Input for this task —
--------

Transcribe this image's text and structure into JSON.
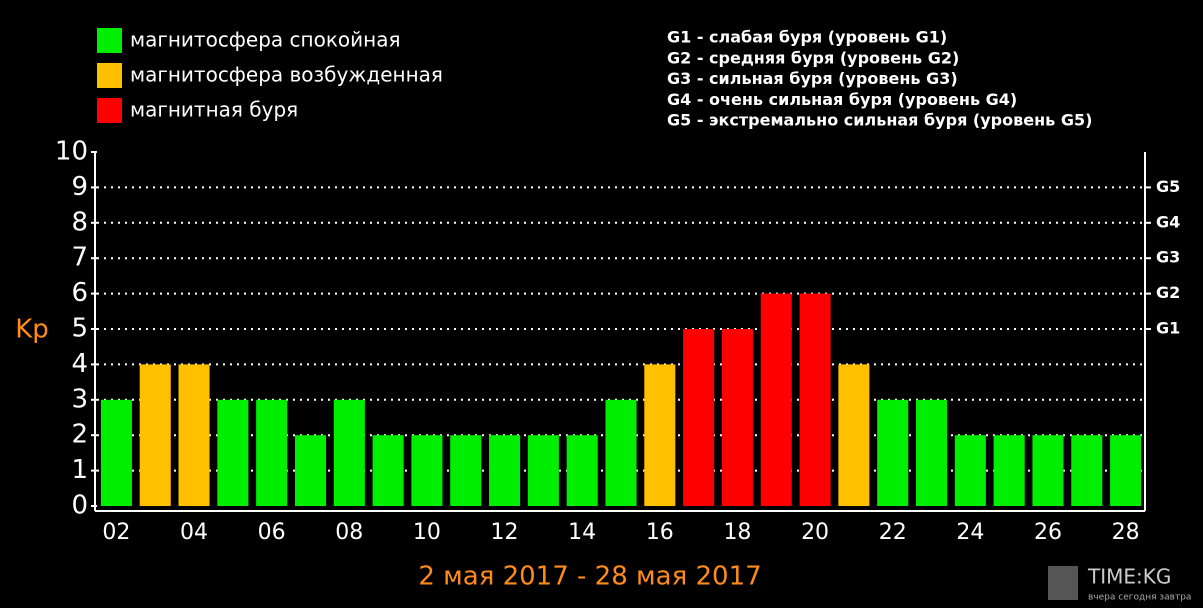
{
  "chart_data": {
    "type": "bar",
    "title": "2 мая 2017 - 28 мая 2017",
    "y_label": "Kp",
    "categories": [
      "02",
      null,
      "04",
      null,
      "06",
      null,
      "08",
      null,
      "10",
      null,
      "12",
      null,
      "14",
      null,
      "16",
      null,
      "18",
      null,
      "20",
      null,
      "22",
      null,
      "24",
      null,
      "26",
      null,
      "28"
    ],
    "values": [
      3,
      4,
      4,
      3,
      3,
      2,
      3,
      2,
      2,
      2,
      2,
      2,
      2,
      3,
      4,
      5,
      5,
      6,
      6,
      4,
      3,
      3,
      2,
      2,
      2,
      2,
      2
    ],
    "colors": [
      "#00ee00",
      "#ffc000",
      "#ffc000",
      "#00ee00",
      "#00ee00",
      "#00ee00",
      "#00ee00",
      "#00ee00",
      "#00ee00",
      "#00ee00",
      "#00ee00",
      "#00ee00",
      "#00ee00",
      "#00ee00",
      "#ffc000",
      "#ff0000",
      "#ff0000",
      "#ff0000",
      "#ff0000",
      "#ffc000",
      "#00ee00",
      "#00ee00",
      "#00ee00",
      "#00ee00",
      "#00ee00",
      "#00ee00",
      "#00ee00"
    ],
    "legend": [
      {
        "name": "магнитосфера спокойная",
        "color": "#00ee00"
      },
      {
        "name": "магнитосфера возбужденная",
        "color": "#ffc000"
      },
      {
        "name": "магнитная буря",
        "color": "#ff0000"
      }
    ],
    "notes": [
      "G1 - слабая буря (уровень G1)",
      "G2 - средняя буря (уровень G2)",
      "G3 - сильная буря (уровень G3)",
      "G4 - очень сильная буря (уровень G4)",
      "G5 - экстремально сильная буря (уровень G5)"
    ],
    "ylim": [
      0,
      10
    ],
    "yticks": [
      0,
      1,
      2,
      3,
      4,
      5,
      6,
      7,
      8,
      9,
      10
    ],
    "y2lim": [
      0,
      10
    ],
    "y2ticks": [
      {
        "value": 5,
        "label": "G1"
      },
      {
        "value": 6,
        "label": "G2"
      },
      {
        "value": 7,
        "label": "G3"
      },
      {
        "value": 8,
        "label": "G4"
      },
      {
        "value": 9,
        "label": "G5"
      }
    ],
    "grid": true
  },
  "watermark": {
    "title": "TIME:KG",
    "subtitle": "вчера сегодня завтра"
  }
}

--------

Instruction — Omit every picture, then repeat the remaining data exactly as it appears above.

Correct answer —
Transcribe this image's text and structure into JSON.
{
  "chart_data": {
    "type": "bar",
    "title": "2 мая 2017 - 28 мая 2017",
    "y_label": "Kp",
    "categories": [
      "02",
      null,
      "04",
      null,
      "06",
      null,
      "08",
      null,
      "10",
      null,
      "12",
      null,
      "14",
      null,
      "16",
      null,
      "18",
      null,
      "20",
      null,
      "22",
      null,
      "24",
      null,
      "26",
      null,
      "28"
    ],
    "values": [
      3,
      4,
      4,
      3,
      3,
      2,
      3,
      2,
      2,
      2,
      2,
      2,
      2,
      3,
      4,
      5,
      5,
      6,
      6,
      4,
      3,
      3,
      2,
      2,
      2,
      2,
      2
    ],
    "colors": [
      "#00ee00",
      "#ffc000",
      "#ffc000",
      "#00ee00",
      "#00ee00",
      "#00ee00",
      "#00ee00",
      "#00ee00",
      "#00ee00",
      "#00ee00",
      "#00ee00",
      "#00ee00",
      "#00ee00",
      "#00ee00",
      "#ffc000",
      "#ff0000",
      "#ff0000",
      "#ff0000",
      "#ff0000",
      "#ffc000",
      "#00ee00",
      "#00ee00",
      "#00ee00",
      "#00ee00",
      "#00ee00",
      "#00ee00",
      "#00ee00"
    ],
    "legend": [
      {
        "name": "магнитосфера спокойная",
        "color": "#00ee00"
      },
      {
        "name": "магнитосфера возбужденная",
        "color": "#ffc000"
      },
      {
        "name": "магнитная буря",
        "color": "#ff0000"
      }
    ],
    "notes": [
      "G1 - слабая буря (уровень G1)",
      "G2 - средняя буря (уровень G2)",
      "G3 - сильная буря (уровень G3)",
      "G4 - очень сильная буря (уровень G4)",
      "G5 - экстремально сильная буря (уровень G5)"
    ],
    "ylim": [
      0,
      10
    ],
    "yticks": [
      0,
      1,
      2,
      3,
      4,
      5,
      6,
      7,
      8,
      9,
      10
    ],
    "y2lim": [
      0,
      10
    ],
    "y2ticks": [
      {
        "value": 5,
        "label": "G1"
      },
      {
        "value": 6,
        "label": "G2"
      },
      {
        "value": 7,
        "label": "G3"
      },
      {
        "value": 8,
        "label": "G4"
      },
      {
        "value": 9,
        "label": "G5"
      }
    ],
    "grid": true
  },
  "watermark": {
    "title": "TIME:KG",
    "subtitle": "вчера сегодня завтра"
  }
}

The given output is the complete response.